§ **TASK DESCRIPTION**
Send back all the data below, exactly as given.

§ **RECORDS PROVIDED**
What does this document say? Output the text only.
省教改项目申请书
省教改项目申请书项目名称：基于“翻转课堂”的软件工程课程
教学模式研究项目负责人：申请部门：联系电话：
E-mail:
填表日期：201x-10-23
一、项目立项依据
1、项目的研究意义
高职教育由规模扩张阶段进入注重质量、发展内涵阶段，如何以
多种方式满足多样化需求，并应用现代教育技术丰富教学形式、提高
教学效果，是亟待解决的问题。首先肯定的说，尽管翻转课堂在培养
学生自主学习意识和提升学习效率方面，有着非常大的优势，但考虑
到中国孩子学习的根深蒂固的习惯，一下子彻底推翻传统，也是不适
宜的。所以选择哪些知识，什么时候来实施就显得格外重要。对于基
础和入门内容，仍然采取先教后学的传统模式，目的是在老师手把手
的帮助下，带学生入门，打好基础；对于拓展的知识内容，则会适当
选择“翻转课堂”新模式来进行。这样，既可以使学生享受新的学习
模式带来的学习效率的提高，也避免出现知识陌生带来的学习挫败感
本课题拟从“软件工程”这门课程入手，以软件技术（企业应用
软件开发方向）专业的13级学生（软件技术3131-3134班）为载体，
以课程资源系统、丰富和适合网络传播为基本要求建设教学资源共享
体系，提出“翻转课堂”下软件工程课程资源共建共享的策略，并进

§ **EXERCISE SOLUTION**
What does this document say? Output the text only.
省教改项目申请书
省教改项目申请书项目名称：基于“翻转课堂”的软件工程课程
教学模式研究项目负责人：申请部门：联系电话：
E-mail:
填表日期：201x-10-23
一、项目立项依据
1、项目的研究意义
高职教育由规模扩张阶段进入注重质量、发展内涵阶段，如何以
多种方式满足多样化需求，并应用现代教育技术丰富教学形式、提高
教学效果，是亟待解决的问题。首先肯定的说，尽管翻转课堂在培养
学生自主学习意识和提升学习效率方面，有着非常大的优势，但考虑
到中国孩子学习的根深蒂固的习惯，一下子彻底推翻传统，也是不适
宜的。所以选择哪些知识，什么时候来实施就显得格外重要。对于基
础和入门内容，仍然采取先教后学的传统模式，目的是在老师手把手
的帮助下，带学生入门，打好基础；对于拓展的知识内容，则会适当
选择“翻转课堂”新模式来进行。这样，既可以使学生享受新的学习
模式带来的学习效率的提高，也避免出现知识陌生带来的学习挫败感
本课题拟从“软件工程”这门课程入手，以软件技术（企业应用
软件开发方向）专业的13级学生（软件技术3131-3134班）为载体，
以课程资源系统、丰富和适合网络传播为基本要求建设教学资源共享
体系，提出“翻转课堂”下软件工程课程资源共建共享的策略，并进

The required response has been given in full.